Data items:
====================
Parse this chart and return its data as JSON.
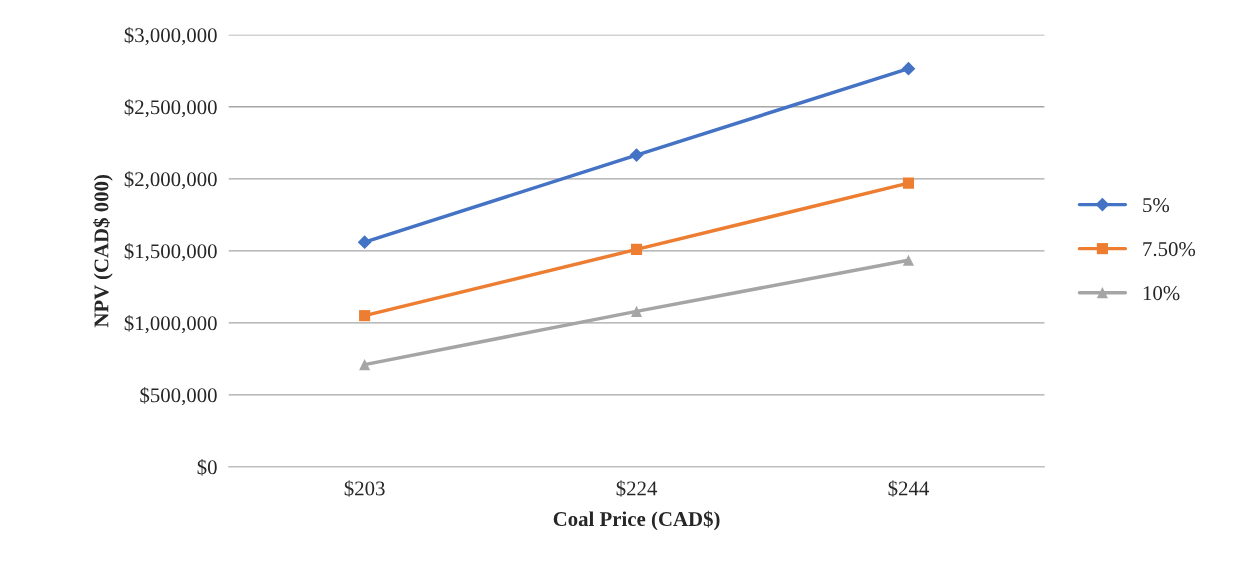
{
  "chart_data": {
    "type": "line",
    "xlabel": "Coal Price (CAD$)",
    "ylabel": "NPV (CAD$ 000)",
    "categories": [
      "$203",
      "$224",
      "$244"
    ],
    "series": [
      {
        "name": "5%",
        "color": "#4472c4",
        "marker": "diamond",
        "values": [
          1560000,
          2165000,
          2765000
        ]
      },
      {
        "name": "7.50%",
        "color": "#ed7d31",
        "marker": "square",
        "values": [
          1050000,
          1510000,
          1970000
        ]
      },
      {
        "name": "10%",
        "color": "#a5a5a5",
        "marker": "triangle",
        "values": [
          710000,
          1080000,
          1435000
        ]
      }
    ],
    "ylim": [
      0,
      3000000
    ],
    "yticks": [
      {
        "value": 0,
        "label": "$0"
      },
      {
        "value": 500000,
        "label": "$500,000"
      },
      {
        "value": 1000000,
        "label": "$1,000,000"
      },
      {
        "value": 1500000,
        "label": "$1,500,000"
      },
      {
        "value": 2000000,
        "label": "$2,000,000"
      },
      {
        "value": 2500000,
        "label": "$2,500,000"
      },
      {
        "value": 3000000,
        "label": "$3,000,000"
      }
    ],
    "grid": "y",
    "legend": "right",
    "line_style": "solid"
  }
}
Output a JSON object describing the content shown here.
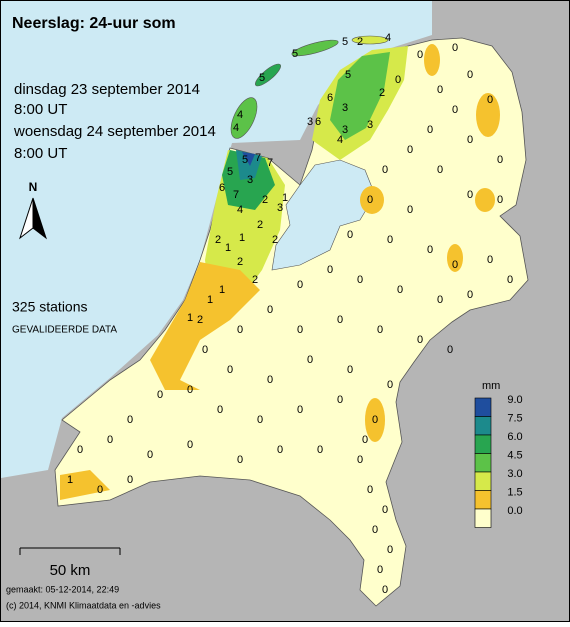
{
  "title": "Neerslag: 24-uur som",
  "period": {
    "start_date": "dinsdag 23 september 2014",
    "start_time": "8:00 UT",
    "end_date": "woensdag 24 september 2014",
    "end_time": "8:00 UT"
  },
  "north": "N",
  "station_count": "325 stations",
  "status": "GEVALIDEERDE DATA",
  "legend": {
    "title": "mm",
    "ticks": [
      {
        "value": 9,
        "label": "9.0"
      },
      {
        "value": 7.5,
        "label": "7.5"
      },
      {
        "value": 6,
        "label": "6.0"
      },
      {
        "value": 4.5,
        "label": "4.5"
      },
      {
        "value": 3,
        "label": "3.0"
      },
      {
        "value": 1.5,
        "label": "1.5"
      },
      {
        "value": 0,
        "label": "0.0"
      }
    ],
    "colors": [
      "#1f4e9e",
      "#1c8a8c",
      "#28a550",
      "#5cc248",
      "#d6e94a",
      "#f5c22e",
      "#ffffcc"
    ]
  },
  "scale": "50 km",
  "footer": {
    "made": "gemaakt: 05-12-2014, 22:49",
    "copyright": "(c) 2014, KNMI Klimaatdata en -advies"
  },
  "stations": [
    5,
    4,
    4,
    5,
    5,
    4,
    2,
    5,
    6,
    3,
    3,
    6,
    3,
    4,
    3,
    2,
    0,
    5,
    7,
    7,
    5,
    6,
    7,
    3,
    4,
    2,
    3,
    2,
    2,
    1,
    2,
    1,
    1,
    2,
    2,
    1,
    1,
    2,
    1,
    0,
    0,
    0,
    0,
    0,
    0,
    0,
    0,
    0,
    0,
    0,
    0,
    0,
    0,
    0,
    0,
    0,
    0,
    0,
    0,
    0,
    0,
    0,
    0,
    0,
    0,
    0,
    0,
    0,
    0,
    0,
    0,
    0,
    0,
    0,
    0,
    0,
    0,
    0,
    0,
    0,
    0,
    0,
    0,
    0,
    0,
    0,
    0,
    0,
    0,
    0,
    0,
    0,
    0,
    0,
    0,
    0,
    1,
    0,
    0,
    0,
    0,
    0,
    0,
    0,
    0,
    0
  ]
}
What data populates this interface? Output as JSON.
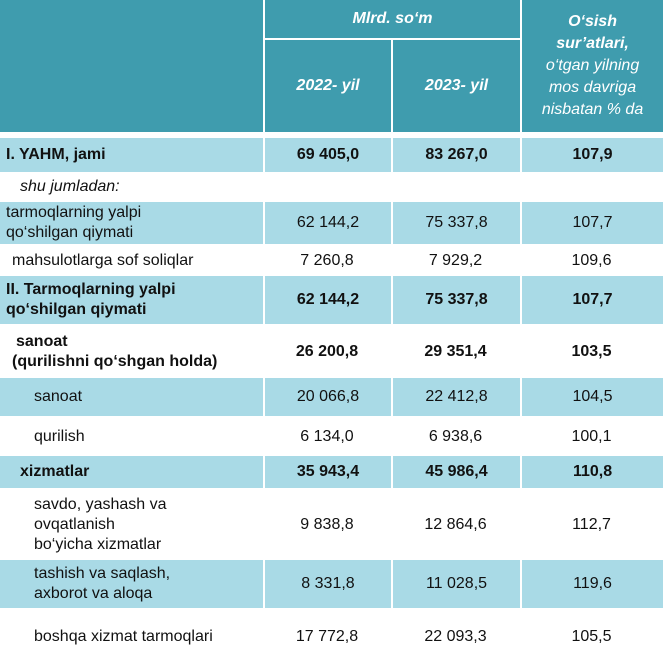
{
  "header": {
    "units": "Mlrd. so‘m",
    "year1": "2022- yil",
    "year2": "2023- yil",
    "growth_line1": "O‘sish",
    "growth_line2": "sur’atlari,",
    "growth_line3": "o‘tgan yilning",
    "growth_line4": "mos davriga",
    "growth_line5": "nisbatan % da"
  },
  "rows": [
    {
      "label": "I. YAHM, jami",
      "v2022": "69 405,0",
      "v2023": "83 267,0",
      "growth": "107,9"
    },
    {
      "label": "shu jumladan:"
    },
    {
      "label1": "tarmoqlarning yalpi",
      "label2": "qo‘shilgan qiymati",
      "v2022": "62 144,2",
      "v2023": "75 337,8",
      "growth": "107,7"
    },
    {
      "label": "mahsulotlarga sof soliqlar",
      "v2022": "7 260,8",
      "v2023": "7 929,2",
      "growth": "109,6"
    },
    {
      "label1": "II. Tarmoqlarning yalpi",
      "label2": "qo‘shilgan qiymati",
      "v2022": "62 144,2",
      "v2023": "75 337,8",
      "growth": "107,7"
    },
    {
      "label1": "sanoat",
      "label2": "(qurilishni qo‘shgan holda)",
      "v2022": "26 200,8",
      "v2023": "29 351,4",
      "growth": "103,5"
    },
    {
      "label": "sanoat",
      "v2022": "20 066,8",
      "v2023": "22 412,8",
      "growth": "104,5"
    },
    {
      "label": "qurilish",
      "v2022": "6 134,0",
      "v2023": "6 938,6",
      "growth": "100,1"
    },
    {
      "label": "xizmatlar",
      "v2022": "35 943,4",
      "v2023": "45 986,4",
      "growth": "110,8"
    },
    {
      "label1": "savdo, yashash va",
      "label2": "ovqatlanish",
      "label3": "bo‘yicha xizmatlar",
      "v2022": "9 838,8",
      "v2023": "12 864,6",
      "growth": "112,7"
    },
    {
      "label1": "tashish va saqlash,",
      "label2": "axborot va aloqa",
      "v2022": "8 331,8",
      "v2023": "11 028,5",
      "growth": "119,6"
    },
    {
      "label": "boshqa xizmat tarmoqlari",
      "v2022": "17 772,8",
      "v2023": "22 093,3",
      "growth": "105,5"
    }
  ]
}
====================
Identify each line of the material where the word "this" shows up, and copy it.

[THE OUTPUT]:
Parse this chart and return its data as JSON.
What data populates this interface? Output as JSON.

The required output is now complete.